(Given data):

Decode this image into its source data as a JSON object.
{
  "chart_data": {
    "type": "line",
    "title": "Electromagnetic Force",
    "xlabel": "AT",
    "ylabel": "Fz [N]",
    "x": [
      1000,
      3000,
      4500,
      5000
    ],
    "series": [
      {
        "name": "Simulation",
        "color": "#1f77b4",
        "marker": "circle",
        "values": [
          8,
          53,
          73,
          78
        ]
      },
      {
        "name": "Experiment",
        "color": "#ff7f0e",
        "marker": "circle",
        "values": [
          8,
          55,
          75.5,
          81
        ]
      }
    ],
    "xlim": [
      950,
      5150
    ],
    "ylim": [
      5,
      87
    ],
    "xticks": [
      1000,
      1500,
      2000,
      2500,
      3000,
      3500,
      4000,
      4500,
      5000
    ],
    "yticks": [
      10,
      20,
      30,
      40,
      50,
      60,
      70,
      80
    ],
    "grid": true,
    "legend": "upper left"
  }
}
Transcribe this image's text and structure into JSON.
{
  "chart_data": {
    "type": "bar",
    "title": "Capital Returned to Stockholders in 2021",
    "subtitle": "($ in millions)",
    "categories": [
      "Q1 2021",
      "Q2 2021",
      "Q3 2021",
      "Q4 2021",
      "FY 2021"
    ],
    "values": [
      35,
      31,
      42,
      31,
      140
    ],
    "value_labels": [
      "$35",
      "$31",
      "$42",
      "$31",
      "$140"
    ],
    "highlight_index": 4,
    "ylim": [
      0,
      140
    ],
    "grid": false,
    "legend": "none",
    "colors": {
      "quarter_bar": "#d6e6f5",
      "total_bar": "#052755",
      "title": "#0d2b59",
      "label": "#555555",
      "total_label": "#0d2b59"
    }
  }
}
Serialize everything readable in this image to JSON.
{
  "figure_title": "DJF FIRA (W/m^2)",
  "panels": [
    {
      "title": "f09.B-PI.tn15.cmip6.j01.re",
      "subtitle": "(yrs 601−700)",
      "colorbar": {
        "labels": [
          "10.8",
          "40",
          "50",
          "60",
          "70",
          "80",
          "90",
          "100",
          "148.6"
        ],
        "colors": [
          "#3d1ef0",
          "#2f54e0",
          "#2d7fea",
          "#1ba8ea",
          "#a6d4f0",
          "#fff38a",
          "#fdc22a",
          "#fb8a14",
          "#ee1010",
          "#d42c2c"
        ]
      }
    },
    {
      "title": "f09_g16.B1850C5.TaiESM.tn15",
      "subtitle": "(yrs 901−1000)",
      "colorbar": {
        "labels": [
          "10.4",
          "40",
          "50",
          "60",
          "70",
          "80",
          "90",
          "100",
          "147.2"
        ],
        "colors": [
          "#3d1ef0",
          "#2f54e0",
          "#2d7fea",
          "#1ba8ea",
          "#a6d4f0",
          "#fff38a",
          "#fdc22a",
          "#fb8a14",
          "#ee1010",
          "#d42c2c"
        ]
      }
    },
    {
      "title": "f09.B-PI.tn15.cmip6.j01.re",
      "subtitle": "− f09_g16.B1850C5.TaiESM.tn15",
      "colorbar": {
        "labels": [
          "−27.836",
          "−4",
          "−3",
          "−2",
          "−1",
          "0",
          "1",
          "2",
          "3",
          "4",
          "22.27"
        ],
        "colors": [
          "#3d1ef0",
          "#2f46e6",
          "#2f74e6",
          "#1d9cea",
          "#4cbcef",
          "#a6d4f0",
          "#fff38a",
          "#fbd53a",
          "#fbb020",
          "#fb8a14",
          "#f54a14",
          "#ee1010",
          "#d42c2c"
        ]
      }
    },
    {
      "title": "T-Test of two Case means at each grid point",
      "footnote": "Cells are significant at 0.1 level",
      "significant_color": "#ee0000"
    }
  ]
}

(Exercise requirements):
Repeat, word for word, every line from the line that contains "Serialize everything readable" to the end of the entries; include both of those lines and no others.

(Task solution):
Serialize everything readable in this image to JSON.
{
  "figure_title": "DJF FIRA (W/m^2)",
  "panels": [
    {
      "title": "f09.B-PI.tn15.cmip6.j01.re",
      "subtitle": "(yrs 601−700)",
      "colorbar": {
        "labels": [
          "10.8",
          "40",
          "50",
          "60",
          "70",
          "80",
          "90",
          "100",
          "148.6"
        ],
        "colors": [
          "#3d1ef0",
          "#2f54e0",
          "#2d7fea",
          "#1ba8ea",
          "#a6d4f0",
          "#fff38a",
          "#fdc22a",
          "#fb8a14",
          "#ee1010",
          "#d42c2c"
        ]
      }
    },
    {
      "title": "f09_g16.B1850C5.TaiESM.tn15",
      "subtitle": "(yrs 901−1000)",
      "colorbar": {
        "labels": [
          "10.4",
          "40",
          "50",
          "60",
          "70",
          "80",
          "90",
          "100",
          "147.2"
        ],
        "colors": [
          "#3d1ef0",
          "#2f54e0",
          "#2d7fea",
          "#1ba8ea",
          "#a6d4f0",
          "#fff38a",
          "#fdc22a",
          "#fb8a14",
          "#ee1010",
          "#d42c2c"
        ]
      }
    },
    {
      "title": "f09.B-PI.tn15.cmip6.j01.re",
      "subtitle": "− f09_g16.B1850C5.TaiESM.tn15",
      "colorbar": {
        "labels": [
          "−27.836",
          "−4",
          "−3",
          "−2",
          "−1",
          "0",
          "1",
          "2",
          "3",
          "4",
          "22.27"
        ],
        "colors": [
          "#3d1ef0",
          "#2f46e6",
          "#2f74e6",
          "#1d9cea",
          "#4cbcef",
          "#a6d4f0",
          "#fff38a",
          "#fbd53a",
          "#fbb020",
          "#fb8a14",
          "#f54a14",
          "#ee1010",
          "#d42c2c"
        ]
      }
    },
    {
      "title": "T-Test of two Case means at each grid point",
      "footnote": "Cells are significant at 0.1 level",
      "significant_color": "#ee0000"
    }
  ]
}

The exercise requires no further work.